-- begin Record excerpts --
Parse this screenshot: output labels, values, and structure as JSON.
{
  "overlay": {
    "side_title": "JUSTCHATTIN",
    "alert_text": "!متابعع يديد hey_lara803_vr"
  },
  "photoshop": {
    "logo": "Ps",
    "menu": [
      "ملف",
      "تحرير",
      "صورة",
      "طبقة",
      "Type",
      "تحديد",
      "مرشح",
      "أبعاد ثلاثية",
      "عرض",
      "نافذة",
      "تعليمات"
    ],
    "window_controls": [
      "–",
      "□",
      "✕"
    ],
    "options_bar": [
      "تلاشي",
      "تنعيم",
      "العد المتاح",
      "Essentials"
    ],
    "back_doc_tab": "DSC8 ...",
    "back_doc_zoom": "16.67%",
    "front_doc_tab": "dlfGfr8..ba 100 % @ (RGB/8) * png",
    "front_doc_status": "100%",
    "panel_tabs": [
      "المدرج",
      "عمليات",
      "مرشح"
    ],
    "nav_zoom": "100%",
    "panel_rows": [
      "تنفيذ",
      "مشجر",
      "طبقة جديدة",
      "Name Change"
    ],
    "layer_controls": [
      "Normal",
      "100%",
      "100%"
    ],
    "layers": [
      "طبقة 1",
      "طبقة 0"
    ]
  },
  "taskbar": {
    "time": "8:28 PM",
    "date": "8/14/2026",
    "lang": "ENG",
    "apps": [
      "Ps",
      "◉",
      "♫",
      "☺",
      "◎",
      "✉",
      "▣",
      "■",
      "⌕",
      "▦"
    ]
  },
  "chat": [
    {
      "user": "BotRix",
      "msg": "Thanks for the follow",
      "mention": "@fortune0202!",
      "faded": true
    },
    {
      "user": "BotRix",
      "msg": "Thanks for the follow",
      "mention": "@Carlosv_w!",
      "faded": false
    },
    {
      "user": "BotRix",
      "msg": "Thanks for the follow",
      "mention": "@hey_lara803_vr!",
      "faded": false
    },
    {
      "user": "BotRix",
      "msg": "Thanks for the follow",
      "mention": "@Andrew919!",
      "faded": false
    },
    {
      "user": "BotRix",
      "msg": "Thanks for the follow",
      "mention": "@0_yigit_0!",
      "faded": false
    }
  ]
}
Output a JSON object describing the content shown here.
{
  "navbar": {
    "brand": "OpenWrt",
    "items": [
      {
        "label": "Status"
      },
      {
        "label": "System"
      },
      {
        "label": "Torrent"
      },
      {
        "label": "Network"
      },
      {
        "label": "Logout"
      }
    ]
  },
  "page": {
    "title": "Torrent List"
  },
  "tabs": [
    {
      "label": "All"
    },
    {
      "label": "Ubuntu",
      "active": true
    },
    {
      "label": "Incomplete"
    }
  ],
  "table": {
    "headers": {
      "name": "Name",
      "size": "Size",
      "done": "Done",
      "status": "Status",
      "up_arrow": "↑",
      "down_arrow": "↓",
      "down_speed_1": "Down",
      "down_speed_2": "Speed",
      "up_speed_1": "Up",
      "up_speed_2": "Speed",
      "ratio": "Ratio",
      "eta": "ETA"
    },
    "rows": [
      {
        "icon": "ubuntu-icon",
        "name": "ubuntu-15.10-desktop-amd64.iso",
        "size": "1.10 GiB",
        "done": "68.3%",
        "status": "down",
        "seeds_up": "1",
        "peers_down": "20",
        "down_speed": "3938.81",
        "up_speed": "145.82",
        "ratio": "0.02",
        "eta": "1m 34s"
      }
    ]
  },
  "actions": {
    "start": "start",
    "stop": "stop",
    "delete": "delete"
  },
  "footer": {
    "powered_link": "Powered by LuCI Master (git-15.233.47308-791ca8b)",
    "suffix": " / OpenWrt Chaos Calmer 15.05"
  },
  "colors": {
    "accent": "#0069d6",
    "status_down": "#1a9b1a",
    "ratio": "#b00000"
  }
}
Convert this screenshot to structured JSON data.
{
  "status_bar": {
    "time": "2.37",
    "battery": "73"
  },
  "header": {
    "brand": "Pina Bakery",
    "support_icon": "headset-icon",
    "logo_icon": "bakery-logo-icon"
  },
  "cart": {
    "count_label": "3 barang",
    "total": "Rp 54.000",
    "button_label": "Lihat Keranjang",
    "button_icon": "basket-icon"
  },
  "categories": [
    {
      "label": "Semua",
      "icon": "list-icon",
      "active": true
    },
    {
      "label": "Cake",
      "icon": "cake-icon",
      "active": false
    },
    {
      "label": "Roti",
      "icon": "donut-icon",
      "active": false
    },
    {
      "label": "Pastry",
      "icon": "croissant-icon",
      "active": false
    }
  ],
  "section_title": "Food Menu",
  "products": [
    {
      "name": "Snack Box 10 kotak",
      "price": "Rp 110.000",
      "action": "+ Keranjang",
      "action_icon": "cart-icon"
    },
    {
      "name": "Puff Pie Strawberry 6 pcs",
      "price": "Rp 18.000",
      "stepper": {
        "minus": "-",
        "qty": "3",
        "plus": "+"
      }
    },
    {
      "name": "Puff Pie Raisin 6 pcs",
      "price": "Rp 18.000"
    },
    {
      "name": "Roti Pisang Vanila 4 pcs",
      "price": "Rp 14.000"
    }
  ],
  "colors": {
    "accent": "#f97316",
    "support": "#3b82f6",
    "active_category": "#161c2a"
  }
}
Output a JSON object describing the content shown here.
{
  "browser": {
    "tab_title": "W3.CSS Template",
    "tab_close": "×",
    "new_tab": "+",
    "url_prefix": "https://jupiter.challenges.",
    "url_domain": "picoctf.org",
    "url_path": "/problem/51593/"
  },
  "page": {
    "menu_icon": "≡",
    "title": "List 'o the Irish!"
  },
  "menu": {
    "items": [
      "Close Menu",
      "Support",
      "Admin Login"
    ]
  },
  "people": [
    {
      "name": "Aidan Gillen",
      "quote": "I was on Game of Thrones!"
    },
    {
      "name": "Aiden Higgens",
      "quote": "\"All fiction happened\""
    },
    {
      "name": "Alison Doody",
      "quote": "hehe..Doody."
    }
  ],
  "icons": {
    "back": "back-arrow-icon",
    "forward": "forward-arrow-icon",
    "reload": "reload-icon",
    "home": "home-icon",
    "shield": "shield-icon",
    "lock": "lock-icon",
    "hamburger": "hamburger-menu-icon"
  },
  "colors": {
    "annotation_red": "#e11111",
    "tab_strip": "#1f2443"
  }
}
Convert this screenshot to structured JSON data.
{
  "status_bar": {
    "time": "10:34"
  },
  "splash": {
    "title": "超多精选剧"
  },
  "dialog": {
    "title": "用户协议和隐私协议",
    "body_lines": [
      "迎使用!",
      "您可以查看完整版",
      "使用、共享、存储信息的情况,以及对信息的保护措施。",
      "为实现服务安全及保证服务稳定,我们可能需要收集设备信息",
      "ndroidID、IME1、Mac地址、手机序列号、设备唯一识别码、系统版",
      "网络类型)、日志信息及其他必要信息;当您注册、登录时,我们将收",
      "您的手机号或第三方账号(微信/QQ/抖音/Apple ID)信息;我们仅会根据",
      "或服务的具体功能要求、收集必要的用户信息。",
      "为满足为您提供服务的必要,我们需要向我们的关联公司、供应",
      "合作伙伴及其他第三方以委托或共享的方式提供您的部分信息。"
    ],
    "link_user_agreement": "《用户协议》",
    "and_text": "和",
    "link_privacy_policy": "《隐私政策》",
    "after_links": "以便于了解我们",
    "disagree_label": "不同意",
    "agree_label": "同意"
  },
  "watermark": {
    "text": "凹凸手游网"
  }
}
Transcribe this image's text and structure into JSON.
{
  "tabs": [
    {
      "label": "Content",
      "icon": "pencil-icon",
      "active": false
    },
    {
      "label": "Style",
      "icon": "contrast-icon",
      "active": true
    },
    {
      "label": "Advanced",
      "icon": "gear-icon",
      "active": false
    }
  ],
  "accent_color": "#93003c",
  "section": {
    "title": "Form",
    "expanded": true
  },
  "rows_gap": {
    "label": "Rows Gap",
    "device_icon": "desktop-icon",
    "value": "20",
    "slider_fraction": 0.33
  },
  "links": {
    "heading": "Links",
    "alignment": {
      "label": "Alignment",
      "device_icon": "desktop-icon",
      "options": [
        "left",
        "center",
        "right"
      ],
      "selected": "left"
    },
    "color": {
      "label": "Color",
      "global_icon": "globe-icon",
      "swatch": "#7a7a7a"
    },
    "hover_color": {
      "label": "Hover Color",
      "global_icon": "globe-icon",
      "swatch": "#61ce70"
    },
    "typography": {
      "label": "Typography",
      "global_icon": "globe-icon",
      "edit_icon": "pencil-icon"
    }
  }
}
-- end Record excerpts --
## Exercise objective
Lines that hold the word "Keranjang" are the ones to return, every one of them.

## Output of the exercise
    "button_label": "Lihat Keranjang",
      "action": "+ Keranjang",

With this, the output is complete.